[Dataset items]
Start

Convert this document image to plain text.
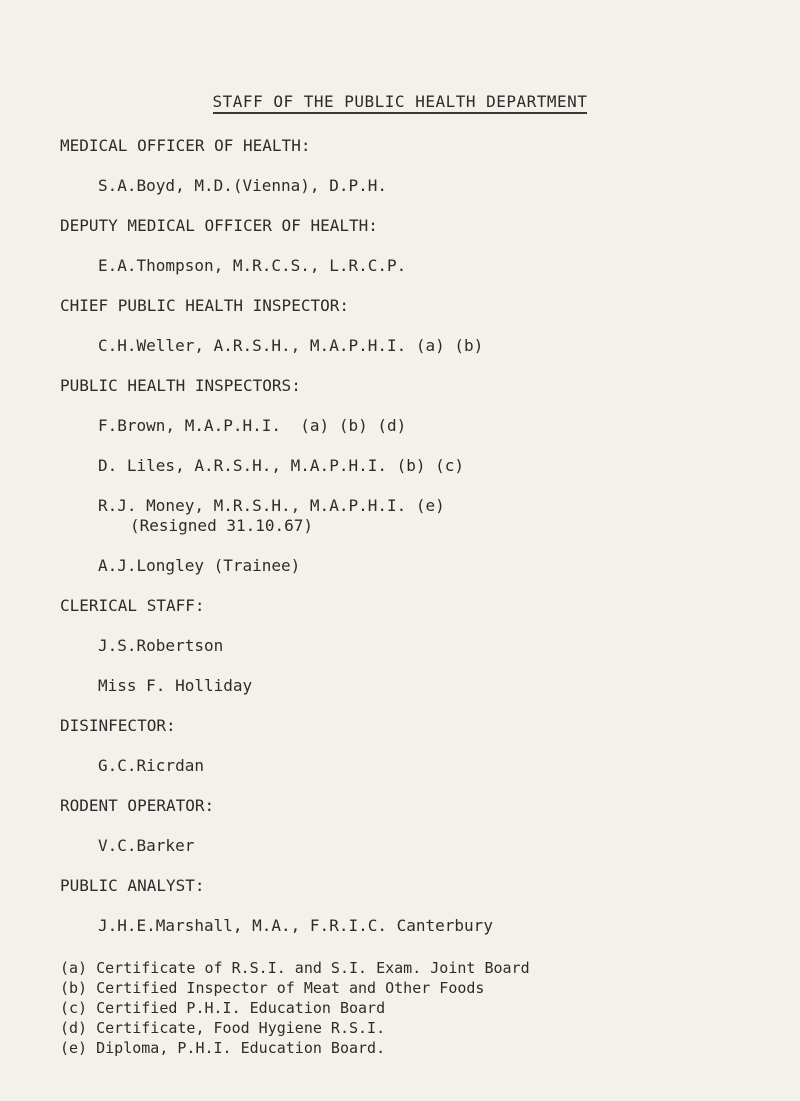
STAFF OF THE PUBLIC HEALTH DEPARTMENT
MEDICAL OFFICER OF HEALTH:
S.A.Boyd, M.D.(Vienna), D.P.H.
DEPUTY MEDICAL OFFICER OF HEALTH:
E.A.Thompson, M.R.C.S., L.R.C.P.
CHIEF PUBLIC HEALTH INSPECTOR:
C.H.Weller, A.R.S.H., M.A.P.H.I. (a) (b)
PUBLIC HEALTH INSPECTORS:
F.Brown, M.A.P.H.I.  (a) (b) (d)
D. Liles, A.R.S.H., M.A.P.H.I. (b) (c)
R.J. Money, M.R.S.H., M.A.P.H.I. (e)
(Resigned 31.10.67)
A.J.Longley (Trainee)
CLERICAL STAFF:
J.S.Robertson
Miss F. Holliday
DISINFECTOR:
G.C.Ricrdan
RODENT OPERATOR:
V.C.Barker
PUBLIC ANALYST:
J.H.E.Marshall, M.A., F.R.I.C. Canterbury
(a) Certificate of R.S.I. and S.I. Exam. Joint Board
(b) Certified Inspector of Meat and Other Foods
(c) Certified P.H.I. Education Board
(d) Certificate, Food Hygiene R.S.I.
(e) Diploma, P.H.I. Education Board.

End

Goal: Write out the entries above word for word. Do not include the pictures.

Final result:
Convert this document image to plain text.
STAFF OF THE PUBLIC HEALTH DEPARTMENT
MEDICAL OFFICER OF HEALTH:
S.A.Boyd, M.D.(Vienna), D.P.H.
DEPUTY MEDICAL OFFICER OF HEALTH:
E.A.Thompson, M.R.C.S., L.R.C.P.
CHIEF PUBLIC HEALTH INSPECTOR:
C.H.Weller, A.R.S.H., M.A.P.H.I. (a) (b)
PUBLIC HEALTH INSPECTORS:
F.Brown, M.A.P.H.I.  (a) (b) (d)
D. Liles, A.R.S.H., M.A.P.H.I. (b) (c)
R.J. Money, M.R.S.H., M.A.P.H.I. (e)
(Resigned 31.10.67)
A.J.Longley (Trainee)
CLERICAL STAFF:
J.S.Robertson
Miss F. Holliday
DISINFECTOR:
G.C.Ricrdan
RODENT OPERATOR:
V.C.Barker
PUBLIC ANALYST:
J.H.E.Marshall, M.A., F.R.I.C. Canterbury
(a) Certificate of R.S.I. and S.I. Exam. Joint Board
(b) Certified Inspector of Meat and Other Foods
(c) Certified P.H.I. Education Board
(d) Certificate, Food Hygiene R.S.I.
(e) Diploma, P.H.I. Education Board.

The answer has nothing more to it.